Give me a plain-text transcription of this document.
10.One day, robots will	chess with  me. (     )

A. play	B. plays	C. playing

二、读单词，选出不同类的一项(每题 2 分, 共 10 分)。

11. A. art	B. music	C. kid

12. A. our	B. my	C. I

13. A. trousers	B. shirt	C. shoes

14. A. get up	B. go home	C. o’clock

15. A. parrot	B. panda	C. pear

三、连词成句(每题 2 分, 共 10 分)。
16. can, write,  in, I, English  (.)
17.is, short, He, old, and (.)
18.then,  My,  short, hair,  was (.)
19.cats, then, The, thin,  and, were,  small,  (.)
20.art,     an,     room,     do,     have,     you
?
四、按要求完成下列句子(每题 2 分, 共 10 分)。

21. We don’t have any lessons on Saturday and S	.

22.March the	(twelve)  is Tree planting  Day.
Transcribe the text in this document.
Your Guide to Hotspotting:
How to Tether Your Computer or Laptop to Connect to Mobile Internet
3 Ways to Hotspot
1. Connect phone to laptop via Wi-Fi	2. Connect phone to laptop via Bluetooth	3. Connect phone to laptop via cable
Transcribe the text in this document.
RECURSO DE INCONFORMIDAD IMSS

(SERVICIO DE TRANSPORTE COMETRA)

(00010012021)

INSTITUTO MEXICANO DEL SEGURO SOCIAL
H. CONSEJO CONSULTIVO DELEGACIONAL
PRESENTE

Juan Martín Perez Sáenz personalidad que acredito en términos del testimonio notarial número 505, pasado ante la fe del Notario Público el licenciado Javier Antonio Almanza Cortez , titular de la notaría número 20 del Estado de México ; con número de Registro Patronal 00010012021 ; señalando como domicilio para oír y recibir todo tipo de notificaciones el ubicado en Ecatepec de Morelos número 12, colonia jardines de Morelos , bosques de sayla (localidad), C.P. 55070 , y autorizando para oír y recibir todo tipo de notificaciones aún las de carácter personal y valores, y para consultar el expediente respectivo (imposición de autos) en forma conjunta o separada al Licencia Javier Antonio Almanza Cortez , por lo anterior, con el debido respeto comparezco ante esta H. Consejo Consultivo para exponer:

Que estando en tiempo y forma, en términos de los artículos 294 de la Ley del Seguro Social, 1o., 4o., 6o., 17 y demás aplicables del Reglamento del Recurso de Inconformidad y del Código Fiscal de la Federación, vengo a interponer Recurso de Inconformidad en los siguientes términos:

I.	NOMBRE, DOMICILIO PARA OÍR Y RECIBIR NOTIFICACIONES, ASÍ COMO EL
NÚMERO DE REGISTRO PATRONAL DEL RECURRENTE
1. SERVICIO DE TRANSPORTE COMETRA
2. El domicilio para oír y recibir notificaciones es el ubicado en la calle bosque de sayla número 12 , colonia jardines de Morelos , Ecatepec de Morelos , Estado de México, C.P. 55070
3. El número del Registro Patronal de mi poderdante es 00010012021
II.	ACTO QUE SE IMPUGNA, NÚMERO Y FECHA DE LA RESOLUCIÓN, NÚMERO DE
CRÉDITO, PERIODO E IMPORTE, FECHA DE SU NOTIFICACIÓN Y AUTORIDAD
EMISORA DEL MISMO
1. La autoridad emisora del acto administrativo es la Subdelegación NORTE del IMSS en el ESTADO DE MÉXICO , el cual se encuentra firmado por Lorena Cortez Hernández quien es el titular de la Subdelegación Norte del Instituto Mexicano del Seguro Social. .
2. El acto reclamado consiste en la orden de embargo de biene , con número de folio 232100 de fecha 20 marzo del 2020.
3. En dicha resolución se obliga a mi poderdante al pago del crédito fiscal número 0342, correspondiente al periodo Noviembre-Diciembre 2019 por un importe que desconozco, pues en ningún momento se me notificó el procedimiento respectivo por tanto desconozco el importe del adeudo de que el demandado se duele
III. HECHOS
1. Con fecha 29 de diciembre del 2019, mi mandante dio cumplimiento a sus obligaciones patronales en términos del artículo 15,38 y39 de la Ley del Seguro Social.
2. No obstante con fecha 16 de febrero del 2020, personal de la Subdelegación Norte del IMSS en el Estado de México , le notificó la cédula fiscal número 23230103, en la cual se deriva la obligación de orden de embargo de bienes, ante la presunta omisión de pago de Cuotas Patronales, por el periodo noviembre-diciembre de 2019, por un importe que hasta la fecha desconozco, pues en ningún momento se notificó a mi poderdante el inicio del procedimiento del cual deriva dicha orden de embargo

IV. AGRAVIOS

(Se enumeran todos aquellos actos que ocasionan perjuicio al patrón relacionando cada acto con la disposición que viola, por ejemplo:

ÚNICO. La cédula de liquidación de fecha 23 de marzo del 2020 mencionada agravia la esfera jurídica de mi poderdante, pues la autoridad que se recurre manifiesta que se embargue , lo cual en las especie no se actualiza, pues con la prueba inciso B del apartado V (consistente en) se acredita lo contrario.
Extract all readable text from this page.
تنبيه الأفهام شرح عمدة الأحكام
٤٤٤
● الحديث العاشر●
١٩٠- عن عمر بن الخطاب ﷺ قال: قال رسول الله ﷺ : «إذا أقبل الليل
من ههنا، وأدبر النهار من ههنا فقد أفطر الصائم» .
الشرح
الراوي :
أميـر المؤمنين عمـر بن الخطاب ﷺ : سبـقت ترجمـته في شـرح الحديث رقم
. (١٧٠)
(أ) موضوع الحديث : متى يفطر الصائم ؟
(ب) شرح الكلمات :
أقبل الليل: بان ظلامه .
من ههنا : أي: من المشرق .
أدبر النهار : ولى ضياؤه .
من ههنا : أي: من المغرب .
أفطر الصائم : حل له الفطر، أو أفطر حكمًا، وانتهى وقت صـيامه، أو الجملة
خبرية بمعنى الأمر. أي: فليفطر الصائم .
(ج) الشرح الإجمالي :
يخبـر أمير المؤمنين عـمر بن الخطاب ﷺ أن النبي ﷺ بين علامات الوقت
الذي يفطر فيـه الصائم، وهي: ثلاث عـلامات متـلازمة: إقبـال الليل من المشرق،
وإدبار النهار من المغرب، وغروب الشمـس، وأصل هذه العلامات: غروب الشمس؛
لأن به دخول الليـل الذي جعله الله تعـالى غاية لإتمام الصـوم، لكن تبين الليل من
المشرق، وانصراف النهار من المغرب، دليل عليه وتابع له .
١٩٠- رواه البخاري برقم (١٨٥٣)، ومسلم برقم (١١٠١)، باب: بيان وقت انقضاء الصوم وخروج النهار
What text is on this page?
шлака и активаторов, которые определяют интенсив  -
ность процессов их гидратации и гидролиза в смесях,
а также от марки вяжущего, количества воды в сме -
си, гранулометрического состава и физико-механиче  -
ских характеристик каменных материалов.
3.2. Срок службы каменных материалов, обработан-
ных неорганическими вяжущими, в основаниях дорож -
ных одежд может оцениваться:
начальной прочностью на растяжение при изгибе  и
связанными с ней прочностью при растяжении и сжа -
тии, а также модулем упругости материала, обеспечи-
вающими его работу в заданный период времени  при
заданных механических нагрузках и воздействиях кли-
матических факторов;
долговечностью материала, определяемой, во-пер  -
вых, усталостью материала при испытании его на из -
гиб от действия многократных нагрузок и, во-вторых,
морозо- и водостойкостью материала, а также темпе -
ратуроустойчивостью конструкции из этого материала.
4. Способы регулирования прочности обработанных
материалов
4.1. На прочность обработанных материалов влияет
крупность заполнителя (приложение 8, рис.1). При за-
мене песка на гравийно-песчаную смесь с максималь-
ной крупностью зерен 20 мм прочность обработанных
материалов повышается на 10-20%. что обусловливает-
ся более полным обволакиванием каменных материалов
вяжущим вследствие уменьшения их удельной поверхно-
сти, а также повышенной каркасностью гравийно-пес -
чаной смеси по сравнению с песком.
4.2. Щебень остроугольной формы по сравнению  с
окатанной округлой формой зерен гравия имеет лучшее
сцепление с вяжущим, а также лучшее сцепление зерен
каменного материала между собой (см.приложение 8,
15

TASK INSTRUCTIONS >>
Copy the material above, line for line.

CORRECT OUTPUT >>
Give me a plain-text transcription of this document.
10.One day, robots will	chess with  me. (     )

A. play	B. plays	C. playing

二、读单词，选出不同类的一项(每题 2 分, 共 10 分)。

11. A. art	B. music	C. kid

12. A. our	B. my	C. I

13. A. trousers	B. shirt	C. shoes

14. A. get up	B. go home	C. o’clock

15. A. parrot	B. panda	C. pear

三、连词成句(每题 2 分, 共 10 分)。
16. can, write,  in, I, English  (.)
17.is, short, He, old, and (.)
18.then,  My,  short, hair,  was (.)
19.cats, then, The, thin,  and, were,  small,  (.)
20.art,     an,     room,     do,     have,     you
?
四、按要求完成下列句子(每题 2 分, 共 10 分)。

21. We don’t have any lessons on Saturday and S	.

22.March the	(twelve)  is Tree planting  Day.
Transcribe the text in this document.
Your Guide to Hotspotting:
How to Tether Your Computer or Laptop to Connect to Mobile Internet
3 Ways to Hotspot
1. Connect phone to laptop via Wi-Fi	2. Connect phone to laptop via Bluetooth	3. Connect phone to laptop via cable
Transcribe the text in this document.
RECURSO DE INCONFORMIDAD IMSS

(SERVICIO DE TRANSPORTE COMETRA)

(00010012021)

INSTITUTO MEXICANO DEL SEGURO SOCIAL
H. CONSEJO CONSULTIVO DELEGACIONAL
PRESENTE

Juan Martín Perez Sáenz personalidad que acredito en términos del testimonio notarial número 505, pasado ante la fe del Notario Público el licenciado Javier Antonio Almanza Cortez , titular de la notaría número 20 del Estado de México ; con número de Registro Patronal 00010012021 ; señalando como domicilio para oír y recibir todo tipo de notificaciones el ubicado en Ecatepec de Morelos número 12, colonia jardines de Morelos , bosques de sayla (localidad), C.P. 55070 , y autorizando para oír y recibir todo tipo de notificaciones aún las de carácter personal y valores, y para consultar el expediente respectivo (imposición de autos) en forma conjunta o separada al Licencia Javier Antonio Almanza Cortez , por lo anterior, con el debido respeto comparezco ante esta H. Consejo Consultivo para exponer:

Que estando en tiempo y forma, en términos de los artículos 294 de la Ley del Seguro Social, 1o., 4o., 6o., 17 y demás aplicables del Reglamento del Recurso de Inconformidad y del Código Fiscal de la Federación, vengo a interponer Recurso de Inconformidad en los siguientes términos:

I.	NOMBRE, DOMICILIO PARA OÍR Y RECIBIR NOTIFICACIONES, ASÍ COMO EL
NÚMERO DE REGISTRO PATRONAL DEL RECURRENTE
1. SERVICIO DE TRANSPORTE COMETRA
2. El domicilio para oír y recibir notificaciones es el ubicado en la calle bosque de sayla número 12 , colonia jardines de Morelos , Ecatepec de Morelos , Estado de México, C.P. 55070
3. El número del Registro Patronal de mi poderdante es 00010012021
II.	ACTO QUE SE IMPUGNA, NÚMERO Y FECHA DE LA RESOLUCIÓN, NÚMERO DE
CRÉDITO, PERIODO E IMPORTE, FECHA DE SU NOTIFICACIÓN Y AUTORIDAD
EMISORA DEL MISMO
1. La autoridad emisora del acto administrativo es la Subdelegación NORTE del IMSS en el ESTADO DE MÉXICO , el cual se encuentra firmado por Lorena Cortez Hernández quien es el titular de la Subdelegación Norte del Instituto Mexicano del Seguro Social. .
2. El acto reclamado consiste en la orden de embargo de biene , con número de folio 232100 de fecha 20 marzo del 2020.
3. En dicha resolución se obliga a mi poderdante al pago del crédito fiscal número 0342, correspondiente al periodo Noviembre-Diciembre 2019 por un importe que desconozco, pues en ningún momento se me notificó el procedimiento respectivo por tanto desconozco el importe del adeudo de que el demandado se duele
III. HECHOS
1. Con fecha 29 de diciembre del 2019, mi mandante dio cumplimiento a sus obligaciones patronales en términos del artículo 15,38 y39 de la Ley del Seguro Social.
2. No obstante con fecha 16 de febrero del 2020, personal de la Subdelegación Norte del IMSS en el Estado de México , le notificó la cédula fiscal número 23230103, en la cual se deriva la obligación de orden de embargo de bienes, ante la presunta omisión de pago de Cuotas Patronales, por el periodo noviembre-diciembre de 2019, por un importe que hasta la fecha desconozco, pues en ningún momento se notificó a mi poderdante el inicio del procedimiento del cual deriva dicha orden de embargo

IV. AGRAVIOS

(Se enumeran todos aquellos actos que ocasionan perjuicio al patrón relacionando cada acto con la disposición que viola, por ejemplo:

ÚNICO. La cédula de liquidación de fecha 23 de marzo del 2020 mencionada agravia la esfera jurídica de mi poderdante, pues la autoridad que se recurre manifiesta que se embargue , lo cual en las especie no se actualiza, pues con la prueba inciso B del apartado V (consistente en) se acredita lo contrario.
Extract all readable text from this page.
تنبيه الأفهام شرح عمدة الأحكام
٤٤٤
● الحديث العاشر●
١٩٠- عن عمر بن الخطاب ﷺ قال: قال رسول الله ﷺ : «إذا أقبل الليل
من ههنا، وأدبر النهار من ههنا فقد أفطر الصائم» .
الشرح
الراوي :
أميـر المؤمنين عمـر بن الخطاب ﷺ : سبـقت ترجمـته في شـرح الحديث رقم
. (١٧٠)
(أ) موضوع الحديث : متى يفطر الصائم ؟
(ب) شرح الكلمات :
أقبل الليل: بان ظلامه .
من ههنا : أي: من المشرق .
أدبر النهار : ولى ضياؤه .
من ههنا : أي: من المغرب .
أفطر الصائم : حل له الفطر، أو أفطر حكمًا، وانتهى وقت صـيامه، أو الجملة
خبرية بمعنى الأمر. أي: فليفطر الصائم .
(ج) الشرح الإجمالي :
يخبـر أمير المؤمنين عـمر بن الخطاب ﷺ أن النبي ﷺ بين علامات الوقت
الذي يفطر فيـه الصائم، وهي: ثلاث عـلامات متـلازمة: إقبـال الليل من المشرق،
وإدبار النهار من المغرب، وغروب الشمـس، وأصل هذه العلامات: غروب الشمس؛
لأن به دخول الليـل الذي جعله الله تعـالى غاية لإتمام الصـوم، لكن تبين الليل من
المشرق، وانصراف النهار من المغرب، دليل عليه وتابع له .
١٩٠- رواه البخاري برقم (١٨٥٣)، ومسلم برقم (١١٠١)، باب: بيان وقت انقضاء الصوم وخروج النهار
What text is on this page?
шлака и активаторов, которые определяют интенсив  -
ность процессов их гидратации и гидролиза в смесях,
а также от марки вяжущего, количества воды в сме -
си, гранулометрического состава и физико-механиче  -
ских характеристик каменных материалов.
3.2. Срок службы каменных материалов, обработан-
ных неорганическими вяжущими, в основаниях дорож -
ных одежд может оцениваться:
начальной прочностью на растяжение при изгибе  и
связанными с ней прочностью при растяжении и сжа -
тии, а также модулем упругости материала, обеспечи-
вающими его работу в заданный период времени  при
заданных механических нагрузках и воздействиях кли-
матических факторов;
долговечностью материала, определяемой, во-пер  -
вых, усталостью материала при испытании его на из -
гиб от действия многократных нагрузок и, во-вторых,
морозо- и водостойкостью материала, а также темпе -
ратуроустойчивостью конструкции из этого материала.
4. Способы регулирования прочности обработанных
материалов
4.1. На прочность обработанных материалов влияет
крупность заполнителя (приложение 8, рис.1). При за-
мене песка на гравийно-песчаную смесь с максималь-
ной крупностью зерен 20 мм прочность обработанных
материалов повышается на 10-20%. что обусловливает-
ся более полным обволакиванием каменных материалов
вяжущим вследствие уменьшения их удельной поверхно-
сти, а также повышенной каркасностью гравийно-пес -
чаной смеси по сравнению с песком.
4.2. Щебень остроугольной формы по сравнению  с
окатанной округлой формой зерен гравия имеет лучшее
сцепление с вяжущим, а также лучшее сцепление зерен
каменного материала между собой (см.приложение 8,
15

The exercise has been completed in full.